Reproduce the skin biopsy text below word for word, starting with "Ultrastructural analyses were" and going on through "corneum (figure 3B).".

## Source text
:::

Histopathological study showed hyperkeratosis and a normal granular
layer (figure 2).
Ultrastructural analyses were performed on the affected and
unaffected skin. Affected skin revealed groups of single polygonal
clefts representing remnants of cholesterol crystals within the
thickened massive horny layer (figure 3A). The
unaffected skin of the arm showed a normal ultrastructure and a
normal diameter of the stratum corneum (figure 3B).
We performed a biochemical in situ test for the TGase-1 enzyme
activity: cryosections of 3-4 μm were blocked with 1% bovine serum
albumin in phosphate-buffered saline for 30 min and directly
incubated with 0.1 mM TGase substrate biotinyl cadaverine
(Molecular Probes, Leiden, The Netherlands), which is incorporated
into the cornified cell envelope in the presence of calcium ions
(5 mM). At physiological pH 7.4 (100 mM Tris-HCl) this
reaction is almost exclusively performed by TGase-1 (reaction time
90 min). Incubation with 5 mM EDTA served as negative
control. The incorporated biotinylated substrate was incubated with
fluorochrome-coupled streptavidin 1:100 (Jackson ImmunoResearch
Laboratoires Inc., West Grove, PA, USA).

:::

## Dataset entries
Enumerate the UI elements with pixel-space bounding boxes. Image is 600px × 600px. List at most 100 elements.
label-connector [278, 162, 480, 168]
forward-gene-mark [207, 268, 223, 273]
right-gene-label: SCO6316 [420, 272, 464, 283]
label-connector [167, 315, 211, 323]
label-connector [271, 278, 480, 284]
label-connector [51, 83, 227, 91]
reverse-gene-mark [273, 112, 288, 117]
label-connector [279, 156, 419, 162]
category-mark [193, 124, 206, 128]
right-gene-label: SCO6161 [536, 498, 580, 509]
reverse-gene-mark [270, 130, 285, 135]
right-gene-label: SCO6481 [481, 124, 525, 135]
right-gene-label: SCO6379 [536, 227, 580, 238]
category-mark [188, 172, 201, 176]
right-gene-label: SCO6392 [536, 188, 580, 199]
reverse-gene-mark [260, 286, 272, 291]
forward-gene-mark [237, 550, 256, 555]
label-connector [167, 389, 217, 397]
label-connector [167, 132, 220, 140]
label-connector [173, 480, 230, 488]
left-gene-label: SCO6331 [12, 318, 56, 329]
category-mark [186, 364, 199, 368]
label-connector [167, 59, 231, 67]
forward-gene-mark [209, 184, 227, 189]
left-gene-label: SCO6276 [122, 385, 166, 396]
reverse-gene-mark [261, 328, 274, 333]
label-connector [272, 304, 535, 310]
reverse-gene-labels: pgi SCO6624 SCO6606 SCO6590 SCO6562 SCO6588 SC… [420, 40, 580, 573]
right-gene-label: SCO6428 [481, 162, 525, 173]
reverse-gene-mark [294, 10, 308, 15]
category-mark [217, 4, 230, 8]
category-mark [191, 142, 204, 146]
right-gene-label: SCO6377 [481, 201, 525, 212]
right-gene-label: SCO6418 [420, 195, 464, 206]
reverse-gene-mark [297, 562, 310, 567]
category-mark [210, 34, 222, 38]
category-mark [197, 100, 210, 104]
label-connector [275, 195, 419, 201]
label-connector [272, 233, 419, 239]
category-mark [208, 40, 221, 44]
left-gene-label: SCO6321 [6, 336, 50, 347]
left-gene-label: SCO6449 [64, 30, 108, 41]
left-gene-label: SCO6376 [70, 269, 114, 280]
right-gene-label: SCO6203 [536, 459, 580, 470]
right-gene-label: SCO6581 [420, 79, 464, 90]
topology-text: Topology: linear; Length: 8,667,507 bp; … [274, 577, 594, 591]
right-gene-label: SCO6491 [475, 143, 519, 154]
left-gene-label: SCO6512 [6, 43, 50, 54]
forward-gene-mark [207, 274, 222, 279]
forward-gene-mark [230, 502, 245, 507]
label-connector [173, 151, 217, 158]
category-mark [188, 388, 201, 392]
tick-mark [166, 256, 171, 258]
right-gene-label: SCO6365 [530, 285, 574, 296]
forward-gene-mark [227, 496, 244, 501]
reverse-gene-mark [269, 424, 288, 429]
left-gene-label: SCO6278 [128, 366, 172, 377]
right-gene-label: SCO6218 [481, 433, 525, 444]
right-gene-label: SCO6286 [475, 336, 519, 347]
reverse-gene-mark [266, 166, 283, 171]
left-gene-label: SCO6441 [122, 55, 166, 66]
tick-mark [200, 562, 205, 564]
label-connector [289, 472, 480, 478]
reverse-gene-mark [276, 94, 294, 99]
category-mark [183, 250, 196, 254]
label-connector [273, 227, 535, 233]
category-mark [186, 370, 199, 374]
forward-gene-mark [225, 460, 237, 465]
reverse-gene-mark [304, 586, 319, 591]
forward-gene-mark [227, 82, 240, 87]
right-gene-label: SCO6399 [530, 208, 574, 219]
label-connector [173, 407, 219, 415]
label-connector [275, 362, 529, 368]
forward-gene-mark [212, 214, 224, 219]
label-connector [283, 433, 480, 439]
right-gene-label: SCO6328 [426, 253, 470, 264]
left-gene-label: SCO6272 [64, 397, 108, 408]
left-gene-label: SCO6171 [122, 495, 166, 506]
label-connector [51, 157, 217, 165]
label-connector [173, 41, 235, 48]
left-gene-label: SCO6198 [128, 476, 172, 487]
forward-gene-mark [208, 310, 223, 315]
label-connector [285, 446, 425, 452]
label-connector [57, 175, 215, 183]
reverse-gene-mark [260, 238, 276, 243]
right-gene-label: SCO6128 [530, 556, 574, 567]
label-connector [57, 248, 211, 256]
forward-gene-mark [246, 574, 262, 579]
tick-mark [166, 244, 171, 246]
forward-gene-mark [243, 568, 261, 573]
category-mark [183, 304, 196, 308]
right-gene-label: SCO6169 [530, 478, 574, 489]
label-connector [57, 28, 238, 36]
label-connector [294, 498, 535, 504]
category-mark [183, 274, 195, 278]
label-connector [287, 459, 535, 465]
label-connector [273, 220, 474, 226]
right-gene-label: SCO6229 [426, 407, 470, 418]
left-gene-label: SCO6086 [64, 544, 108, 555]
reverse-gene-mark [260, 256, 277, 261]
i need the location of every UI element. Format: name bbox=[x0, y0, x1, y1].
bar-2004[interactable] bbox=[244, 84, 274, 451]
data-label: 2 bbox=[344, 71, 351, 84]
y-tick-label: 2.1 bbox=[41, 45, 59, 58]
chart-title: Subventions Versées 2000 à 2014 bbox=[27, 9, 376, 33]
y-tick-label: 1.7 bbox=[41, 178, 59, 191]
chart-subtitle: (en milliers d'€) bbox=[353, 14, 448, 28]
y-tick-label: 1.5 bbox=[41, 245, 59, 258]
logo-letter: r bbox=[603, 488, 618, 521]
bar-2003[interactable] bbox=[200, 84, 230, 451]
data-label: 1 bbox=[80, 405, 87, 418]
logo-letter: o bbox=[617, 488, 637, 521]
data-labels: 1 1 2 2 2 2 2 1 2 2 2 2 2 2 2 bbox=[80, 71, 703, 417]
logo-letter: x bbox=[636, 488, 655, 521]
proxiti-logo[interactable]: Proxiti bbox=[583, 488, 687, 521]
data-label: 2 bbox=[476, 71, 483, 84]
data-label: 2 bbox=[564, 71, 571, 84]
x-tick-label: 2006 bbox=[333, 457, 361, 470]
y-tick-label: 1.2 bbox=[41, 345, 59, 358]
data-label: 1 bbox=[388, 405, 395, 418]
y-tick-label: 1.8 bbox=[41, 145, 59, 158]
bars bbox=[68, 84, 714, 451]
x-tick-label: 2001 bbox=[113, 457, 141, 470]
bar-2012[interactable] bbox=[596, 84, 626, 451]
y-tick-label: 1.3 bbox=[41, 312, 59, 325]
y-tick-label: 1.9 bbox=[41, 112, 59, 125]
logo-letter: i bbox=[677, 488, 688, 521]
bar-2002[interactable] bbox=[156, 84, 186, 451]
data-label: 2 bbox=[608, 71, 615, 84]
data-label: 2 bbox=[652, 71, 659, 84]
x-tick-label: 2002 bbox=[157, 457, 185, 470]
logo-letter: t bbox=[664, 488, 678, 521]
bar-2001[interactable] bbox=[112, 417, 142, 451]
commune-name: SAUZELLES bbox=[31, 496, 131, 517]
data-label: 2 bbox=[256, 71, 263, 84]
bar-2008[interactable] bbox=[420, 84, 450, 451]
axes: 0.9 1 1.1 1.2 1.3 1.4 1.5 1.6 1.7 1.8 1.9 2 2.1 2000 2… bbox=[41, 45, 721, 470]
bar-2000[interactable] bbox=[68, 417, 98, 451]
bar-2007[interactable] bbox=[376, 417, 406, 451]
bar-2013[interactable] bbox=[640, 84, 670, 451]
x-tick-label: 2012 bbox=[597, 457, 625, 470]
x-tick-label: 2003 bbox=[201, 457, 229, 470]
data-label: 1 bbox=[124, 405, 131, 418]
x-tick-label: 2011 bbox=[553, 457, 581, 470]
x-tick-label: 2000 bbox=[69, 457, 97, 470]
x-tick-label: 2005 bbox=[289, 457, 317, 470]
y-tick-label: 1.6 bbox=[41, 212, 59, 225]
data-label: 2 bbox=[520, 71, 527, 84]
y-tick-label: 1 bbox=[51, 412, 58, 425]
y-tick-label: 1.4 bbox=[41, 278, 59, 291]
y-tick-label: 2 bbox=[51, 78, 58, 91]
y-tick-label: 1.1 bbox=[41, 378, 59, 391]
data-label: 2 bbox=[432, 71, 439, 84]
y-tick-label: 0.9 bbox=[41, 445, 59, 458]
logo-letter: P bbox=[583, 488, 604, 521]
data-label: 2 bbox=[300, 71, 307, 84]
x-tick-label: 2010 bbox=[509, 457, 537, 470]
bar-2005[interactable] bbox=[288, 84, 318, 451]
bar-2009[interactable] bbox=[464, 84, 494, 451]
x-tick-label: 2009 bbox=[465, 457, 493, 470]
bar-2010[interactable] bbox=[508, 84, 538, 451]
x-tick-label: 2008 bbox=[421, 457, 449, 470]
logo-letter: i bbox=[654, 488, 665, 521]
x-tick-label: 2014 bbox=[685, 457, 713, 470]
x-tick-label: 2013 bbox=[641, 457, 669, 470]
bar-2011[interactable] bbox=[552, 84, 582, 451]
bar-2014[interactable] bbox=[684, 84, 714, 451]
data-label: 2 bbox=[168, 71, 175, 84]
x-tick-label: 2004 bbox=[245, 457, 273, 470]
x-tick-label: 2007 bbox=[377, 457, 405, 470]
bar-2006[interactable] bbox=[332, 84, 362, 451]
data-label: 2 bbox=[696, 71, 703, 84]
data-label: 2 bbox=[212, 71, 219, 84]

:::

## Answer to this problem
Ultrastructural analyses were performed on the affected and
unaffected skin. Affected skin revealed groups of single polygonal
clefts representing remnants of cholesterol crystals within the
thickened massive horny layer (figure 3A). The
unaffected skin of the arm showed a normal ultrastructure and a
normal diameter of the stratum corneum (figure 3B).